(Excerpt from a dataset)
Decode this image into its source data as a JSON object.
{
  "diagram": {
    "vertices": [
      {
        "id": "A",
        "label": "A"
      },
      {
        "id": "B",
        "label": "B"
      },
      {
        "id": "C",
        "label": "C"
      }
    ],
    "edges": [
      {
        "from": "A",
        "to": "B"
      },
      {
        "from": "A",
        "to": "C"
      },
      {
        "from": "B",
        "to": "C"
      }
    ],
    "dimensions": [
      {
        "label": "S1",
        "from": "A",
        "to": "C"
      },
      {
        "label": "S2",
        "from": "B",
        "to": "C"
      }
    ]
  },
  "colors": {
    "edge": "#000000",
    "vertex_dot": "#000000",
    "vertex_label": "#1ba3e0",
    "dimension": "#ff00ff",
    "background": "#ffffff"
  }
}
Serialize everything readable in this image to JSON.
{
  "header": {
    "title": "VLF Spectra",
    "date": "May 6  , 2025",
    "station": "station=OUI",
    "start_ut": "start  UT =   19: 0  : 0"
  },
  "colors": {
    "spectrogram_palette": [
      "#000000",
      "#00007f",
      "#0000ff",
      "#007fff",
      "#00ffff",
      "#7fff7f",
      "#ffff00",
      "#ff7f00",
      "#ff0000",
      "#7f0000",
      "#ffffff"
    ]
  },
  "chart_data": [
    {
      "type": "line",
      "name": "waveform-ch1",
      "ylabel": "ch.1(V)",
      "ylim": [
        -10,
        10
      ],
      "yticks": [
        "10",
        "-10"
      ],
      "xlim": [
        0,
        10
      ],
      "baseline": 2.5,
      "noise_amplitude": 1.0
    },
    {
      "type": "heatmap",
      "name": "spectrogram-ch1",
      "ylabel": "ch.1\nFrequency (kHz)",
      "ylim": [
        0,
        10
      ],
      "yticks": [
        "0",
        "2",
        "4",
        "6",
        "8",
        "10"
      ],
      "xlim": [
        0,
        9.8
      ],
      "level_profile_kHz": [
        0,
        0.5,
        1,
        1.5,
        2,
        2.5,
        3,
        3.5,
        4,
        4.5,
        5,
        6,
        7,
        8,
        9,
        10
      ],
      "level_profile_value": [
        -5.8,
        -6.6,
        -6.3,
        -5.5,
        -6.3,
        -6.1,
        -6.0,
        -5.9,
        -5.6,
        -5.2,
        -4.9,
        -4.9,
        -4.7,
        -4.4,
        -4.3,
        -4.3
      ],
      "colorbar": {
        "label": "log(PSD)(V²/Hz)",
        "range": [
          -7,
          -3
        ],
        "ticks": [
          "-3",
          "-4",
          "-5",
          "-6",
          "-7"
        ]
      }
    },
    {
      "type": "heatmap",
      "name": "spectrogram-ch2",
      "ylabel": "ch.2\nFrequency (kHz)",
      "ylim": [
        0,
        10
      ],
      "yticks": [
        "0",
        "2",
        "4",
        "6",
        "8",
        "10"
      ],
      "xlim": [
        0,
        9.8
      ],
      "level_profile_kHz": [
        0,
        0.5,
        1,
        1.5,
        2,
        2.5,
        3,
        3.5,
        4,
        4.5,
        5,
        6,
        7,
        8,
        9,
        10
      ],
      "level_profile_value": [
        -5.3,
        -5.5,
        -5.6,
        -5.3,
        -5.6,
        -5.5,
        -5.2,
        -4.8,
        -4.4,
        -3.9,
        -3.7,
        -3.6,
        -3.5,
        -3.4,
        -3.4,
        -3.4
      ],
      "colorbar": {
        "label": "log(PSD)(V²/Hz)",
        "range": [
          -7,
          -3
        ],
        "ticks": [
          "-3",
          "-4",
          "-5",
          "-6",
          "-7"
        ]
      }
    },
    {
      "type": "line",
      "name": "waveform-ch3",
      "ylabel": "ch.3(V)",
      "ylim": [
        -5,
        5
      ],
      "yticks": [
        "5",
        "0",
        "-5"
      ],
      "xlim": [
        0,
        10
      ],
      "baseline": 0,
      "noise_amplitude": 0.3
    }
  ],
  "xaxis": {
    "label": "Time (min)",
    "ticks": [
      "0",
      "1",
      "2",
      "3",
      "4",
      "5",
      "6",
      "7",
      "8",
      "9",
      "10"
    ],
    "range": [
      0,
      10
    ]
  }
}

> What is asked
Give all the records again. Match them exactly.

> Solution to this task
Decode this image into its source data as a JSON object.
{
  "diagram": {
    "vertices": [
      {
        "id": "A",
        "label": "A"
      },
      {
        "id": "B",
        "label": "B"
      },
      {
        "id": "C",
        "label": "C"
      }
    ],
    "edges": [
      {
        "from": "A",
        "to": "B"
      },
      {
        "from": "A",
        "to": "C"
      },
      {
        "from": "B",
        "to": "C"
      }
    ],
    "dimensions": [
      {
        "label": "S1",
        "from": "A",
        "to": "C"
      },
      {
        "label": "S2",
        "from": "B",
        "to": "C"
      }
    ]
  },
  "colors": {
    "edge": "#000000",
    "vertex_dot": "#000000",
    "vertex_label": "#1ba3e0",
    "dimension": "#ff00ff",
    "background": "#ffffff"
  }
}
Serialize everything readable in this image to JSON.
{
  "header": {
    "title": "VLF Spectra",
    "date": "May 6  , 2025",
    "station": "station=OUI",
    "start_ut": "start  UT =   19: 0  : 0"
  },
  "colors": {
    "spectrogram_palette": [
      "#000000",
      "#00007f",
      "#0000ff",
      "#007fff",
      "#00ffff",
      "#7fff7f",
      "#ffff00",
      "#ff7f00",
      "#ff0000",
      "#7f0000",
      "#ffffff"
    ]
  },
  "chart_data": [
    {
      "type": "line",
      "name": "waveform-ch1",
      "ylabel": "ch.1(V)",
      "ylim": [
        -10,
        10
      ],
      "yticks": [
        "10",
        "-10"
      ],
      "xlim": [
        0,
        10
      ],
      "baseline": 2.5,
      "noise_amplitude": 1.0
    },
    {
      "type": "heatmap",
      "name": "spectrogram-ch1",
      "ylabel": "ch.1\nFrequency (kHz)",
      "ylim": [
        0,
        10
      ],
      "yticks": [
        "0",
        "2",
        "4",
        "6",
        "8",
        "10"
      ],
      "xlim": [
        0,
        9.8
      ],
      "level_profile_kHz": [
        0,
        0.5,
        1,
        1.5,
        2,
        2.5,
        3,
        3.5,
        4,
        4.5,
        5,
        6,
        7,
        8,
        9,
        10
      ],
      "level_profile_value": [
        -5.8,
        -6.6,
        -6.3,
        -5.5,
        -6.3,
        -6.1,
        -6.0,
        -5.9,
        -5.6,
        -5.2,
        -4.9,
        -4.9,
        -4.7,
        -4.4,
        -4.3,
        -4.3
      ],
      "colorbar": {
        "label": "log(PSD)(V²/Hz)",
        "range": [
          -7,
          -3
        ],
        "ticks": [
          "-3",
          "-4",
          "-5",
          "-6",
          "-7"
        ]
      }
    },
    {
      "type": "heatmap",
      "name": "spectrogram-ch2",
      "ylabel": "ch.2\nFrequency (kHz)",
      "ylim": [
        0,
        10
      ],
      "yticks": [
        "0",
        "2",
        "4",
        "6",
        "8",
        "10"
      ],
      "xlim": [
        0,
        9.8
      ],
      "level_profile_kHz": [
        0,
        0.5,
        1,
        1.5,
        2,
        2.5,
        3,
        3.5,
        4,
        4.5,
        5,
        6,
        7,
        8,
        9,
        10
      ],
      "level_profile_value": [
        -5.3,
        -5.5,
        -5.6,
        -5.3,
        -5.6,
        -5.5,
        -5.2,
        -4.8,
        -4.4,
        -3.9,
        -3.7,
        -3.6,
        -3.5,
        -3.4,
        -3.4,
        -3.4
      ],
      "colorbar": {
        "label": "log(PSD)(V²/Hz)",
        "range": [
          -7,
          -3
        ],
        "ticks": [
          "-3",
          "-4",
          "-5",
          "-6",
          "-7"
        ]
      }
    },
    {
      "type": "line",
      "name": "waveform-ch3",
      "ylabel": "ch.3(V)",
      "ylim": [
        -5,
        5
      ],
      "yticks": [
        "5",
        "0",
        "-5"
      ],
      "xlim": [
        0,
        10
      ],
      "baseline": 0,
      "noise_amplitude": 0.3
    }
  ],
  "xaxis": {
    "label": "Time (min)",
    "ticks": [
      "0",
      "1",
      "2",
      "3",
      "4",
      "5",
      "6",
      "7",
      "8",
      "9",
      "10"
    ],
    "range": [
      0,
      10
    ]
  }
}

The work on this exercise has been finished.